Pick out each line of the records that includes the string "слесарей", and copy it.

** begin RECORDED DATA **

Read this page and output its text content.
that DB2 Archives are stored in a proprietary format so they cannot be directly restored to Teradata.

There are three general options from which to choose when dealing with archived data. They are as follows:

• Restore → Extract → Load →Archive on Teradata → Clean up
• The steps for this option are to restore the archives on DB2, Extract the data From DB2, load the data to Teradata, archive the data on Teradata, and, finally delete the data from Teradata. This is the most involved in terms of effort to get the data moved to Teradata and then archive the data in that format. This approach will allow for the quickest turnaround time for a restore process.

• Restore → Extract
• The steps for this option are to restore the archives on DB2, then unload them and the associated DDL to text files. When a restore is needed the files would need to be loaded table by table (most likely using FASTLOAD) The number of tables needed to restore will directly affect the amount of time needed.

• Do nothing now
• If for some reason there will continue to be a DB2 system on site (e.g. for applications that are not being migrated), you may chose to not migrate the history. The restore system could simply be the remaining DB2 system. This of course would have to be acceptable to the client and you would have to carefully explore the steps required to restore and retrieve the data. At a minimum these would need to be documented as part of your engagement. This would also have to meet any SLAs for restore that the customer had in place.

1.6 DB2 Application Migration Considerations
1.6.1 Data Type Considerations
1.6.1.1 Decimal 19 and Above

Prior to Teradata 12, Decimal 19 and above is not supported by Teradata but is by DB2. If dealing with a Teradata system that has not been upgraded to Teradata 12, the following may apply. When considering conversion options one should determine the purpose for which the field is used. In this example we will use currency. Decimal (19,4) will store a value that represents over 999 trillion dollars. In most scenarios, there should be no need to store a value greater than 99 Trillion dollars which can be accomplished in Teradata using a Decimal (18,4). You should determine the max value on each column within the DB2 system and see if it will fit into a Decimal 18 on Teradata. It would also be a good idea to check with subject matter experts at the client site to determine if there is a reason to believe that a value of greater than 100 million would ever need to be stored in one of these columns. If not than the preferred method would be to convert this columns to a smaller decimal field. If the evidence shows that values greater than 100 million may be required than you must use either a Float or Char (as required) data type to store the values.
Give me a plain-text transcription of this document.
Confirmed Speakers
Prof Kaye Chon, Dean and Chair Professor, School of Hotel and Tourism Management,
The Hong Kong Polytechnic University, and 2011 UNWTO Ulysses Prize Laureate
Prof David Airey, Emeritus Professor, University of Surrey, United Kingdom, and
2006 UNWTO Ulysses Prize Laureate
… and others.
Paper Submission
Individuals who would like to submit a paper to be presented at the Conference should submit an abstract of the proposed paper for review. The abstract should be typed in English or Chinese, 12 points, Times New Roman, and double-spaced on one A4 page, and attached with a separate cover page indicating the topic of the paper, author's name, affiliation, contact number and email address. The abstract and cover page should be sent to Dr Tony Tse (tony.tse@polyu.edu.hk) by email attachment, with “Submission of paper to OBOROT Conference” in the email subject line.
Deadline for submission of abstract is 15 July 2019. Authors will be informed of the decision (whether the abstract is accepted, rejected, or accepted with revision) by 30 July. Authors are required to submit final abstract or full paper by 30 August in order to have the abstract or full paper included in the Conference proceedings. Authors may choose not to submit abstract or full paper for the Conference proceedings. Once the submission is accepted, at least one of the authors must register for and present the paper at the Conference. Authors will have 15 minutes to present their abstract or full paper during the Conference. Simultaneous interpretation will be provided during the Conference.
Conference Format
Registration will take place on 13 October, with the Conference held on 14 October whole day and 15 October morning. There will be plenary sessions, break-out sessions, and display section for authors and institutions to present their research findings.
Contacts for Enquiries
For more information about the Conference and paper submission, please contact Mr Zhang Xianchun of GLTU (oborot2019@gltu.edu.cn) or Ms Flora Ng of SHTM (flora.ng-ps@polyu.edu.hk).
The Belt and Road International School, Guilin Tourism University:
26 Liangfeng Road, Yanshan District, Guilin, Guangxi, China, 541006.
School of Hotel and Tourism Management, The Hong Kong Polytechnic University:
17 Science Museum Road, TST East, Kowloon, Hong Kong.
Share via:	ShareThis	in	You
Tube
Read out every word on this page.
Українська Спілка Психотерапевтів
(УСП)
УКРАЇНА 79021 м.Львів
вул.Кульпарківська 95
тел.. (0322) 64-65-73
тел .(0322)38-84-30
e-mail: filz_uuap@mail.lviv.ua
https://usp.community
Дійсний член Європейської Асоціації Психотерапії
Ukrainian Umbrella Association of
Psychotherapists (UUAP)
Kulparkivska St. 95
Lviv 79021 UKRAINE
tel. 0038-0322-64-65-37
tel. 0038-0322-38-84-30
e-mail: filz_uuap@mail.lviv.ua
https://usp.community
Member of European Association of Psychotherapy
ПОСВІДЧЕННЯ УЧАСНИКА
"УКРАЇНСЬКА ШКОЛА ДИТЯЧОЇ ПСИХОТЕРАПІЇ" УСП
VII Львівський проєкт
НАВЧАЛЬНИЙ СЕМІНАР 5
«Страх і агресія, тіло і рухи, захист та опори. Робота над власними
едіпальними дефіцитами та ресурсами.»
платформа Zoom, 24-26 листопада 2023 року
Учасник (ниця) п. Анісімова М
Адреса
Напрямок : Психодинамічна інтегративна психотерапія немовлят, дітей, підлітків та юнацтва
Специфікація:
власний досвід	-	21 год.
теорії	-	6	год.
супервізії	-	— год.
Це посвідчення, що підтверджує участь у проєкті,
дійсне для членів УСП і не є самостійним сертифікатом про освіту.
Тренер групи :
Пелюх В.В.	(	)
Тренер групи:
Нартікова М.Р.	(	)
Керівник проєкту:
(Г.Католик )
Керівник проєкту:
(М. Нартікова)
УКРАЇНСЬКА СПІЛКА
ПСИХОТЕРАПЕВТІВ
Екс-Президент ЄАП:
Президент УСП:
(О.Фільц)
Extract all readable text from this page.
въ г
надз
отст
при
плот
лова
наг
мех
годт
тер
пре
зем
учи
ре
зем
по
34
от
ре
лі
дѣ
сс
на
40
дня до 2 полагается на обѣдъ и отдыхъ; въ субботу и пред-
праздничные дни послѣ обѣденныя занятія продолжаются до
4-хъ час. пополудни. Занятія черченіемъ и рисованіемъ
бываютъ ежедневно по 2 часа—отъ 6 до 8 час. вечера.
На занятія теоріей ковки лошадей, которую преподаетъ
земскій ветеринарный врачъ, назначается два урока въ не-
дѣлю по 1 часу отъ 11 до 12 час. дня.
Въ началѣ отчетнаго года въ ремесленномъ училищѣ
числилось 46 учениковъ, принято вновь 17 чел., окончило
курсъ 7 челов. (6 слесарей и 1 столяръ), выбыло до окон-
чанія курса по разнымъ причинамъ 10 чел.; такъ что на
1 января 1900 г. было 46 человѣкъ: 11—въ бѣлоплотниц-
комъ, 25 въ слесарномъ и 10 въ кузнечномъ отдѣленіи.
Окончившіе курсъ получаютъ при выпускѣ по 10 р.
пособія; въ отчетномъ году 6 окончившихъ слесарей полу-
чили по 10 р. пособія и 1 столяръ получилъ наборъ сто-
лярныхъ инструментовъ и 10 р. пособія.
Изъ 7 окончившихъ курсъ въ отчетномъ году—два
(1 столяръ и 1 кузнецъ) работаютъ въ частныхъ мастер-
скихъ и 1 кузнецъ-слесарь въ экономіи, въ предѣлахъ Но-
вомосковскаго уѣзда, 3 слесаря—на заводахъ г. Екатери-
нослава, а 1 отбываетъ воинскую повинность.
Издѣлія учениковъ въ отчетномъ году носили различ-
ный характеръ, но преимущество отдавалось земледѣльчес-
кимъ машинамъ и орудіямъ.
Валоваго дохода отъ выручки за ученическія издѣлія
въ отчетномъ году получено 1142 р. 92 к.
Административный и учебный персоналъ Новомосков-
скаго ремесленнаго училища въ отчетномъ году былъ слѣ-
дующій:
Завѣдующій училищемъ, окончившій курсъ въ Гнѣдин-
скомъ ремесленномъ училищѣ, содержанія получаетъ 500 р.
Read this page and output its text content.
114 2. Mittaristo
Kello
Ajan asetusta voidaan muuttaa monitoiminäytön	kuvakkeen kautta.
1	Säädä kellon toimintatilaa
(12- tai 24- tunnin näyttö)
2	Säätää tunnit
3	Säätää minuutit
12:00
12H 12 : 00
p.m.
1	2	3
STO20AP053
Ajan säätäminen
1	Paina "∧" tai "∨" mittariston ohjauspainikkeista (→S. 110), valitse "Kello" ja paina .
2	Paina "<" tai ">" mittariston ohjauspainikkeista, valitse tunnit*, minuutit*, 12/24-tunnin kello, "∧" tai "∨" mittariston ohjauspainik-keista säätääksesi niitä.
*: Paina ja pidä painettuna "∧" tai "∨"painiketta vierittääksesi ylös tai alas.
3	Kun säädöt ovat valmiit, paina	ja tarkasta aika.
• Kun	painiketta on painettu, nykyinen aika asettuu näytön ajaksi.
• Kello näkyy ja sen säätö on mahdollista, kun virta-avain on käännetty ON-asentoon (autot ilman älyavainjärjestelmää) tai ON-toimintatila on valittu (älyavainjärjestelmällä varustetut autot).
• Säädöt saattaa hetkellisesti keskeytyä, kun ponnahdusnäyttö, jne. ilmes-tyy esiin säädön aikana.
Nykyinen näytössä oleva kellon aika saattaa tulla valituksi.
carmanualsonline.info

** end RECORDED DATA **

RESULT BELOW:
курсъ 7 челов. (6 слесарей и 1 столяръ), выбыло до окон-
пособія; въ отчетномъ году 6 окончившихъ слесарей полу-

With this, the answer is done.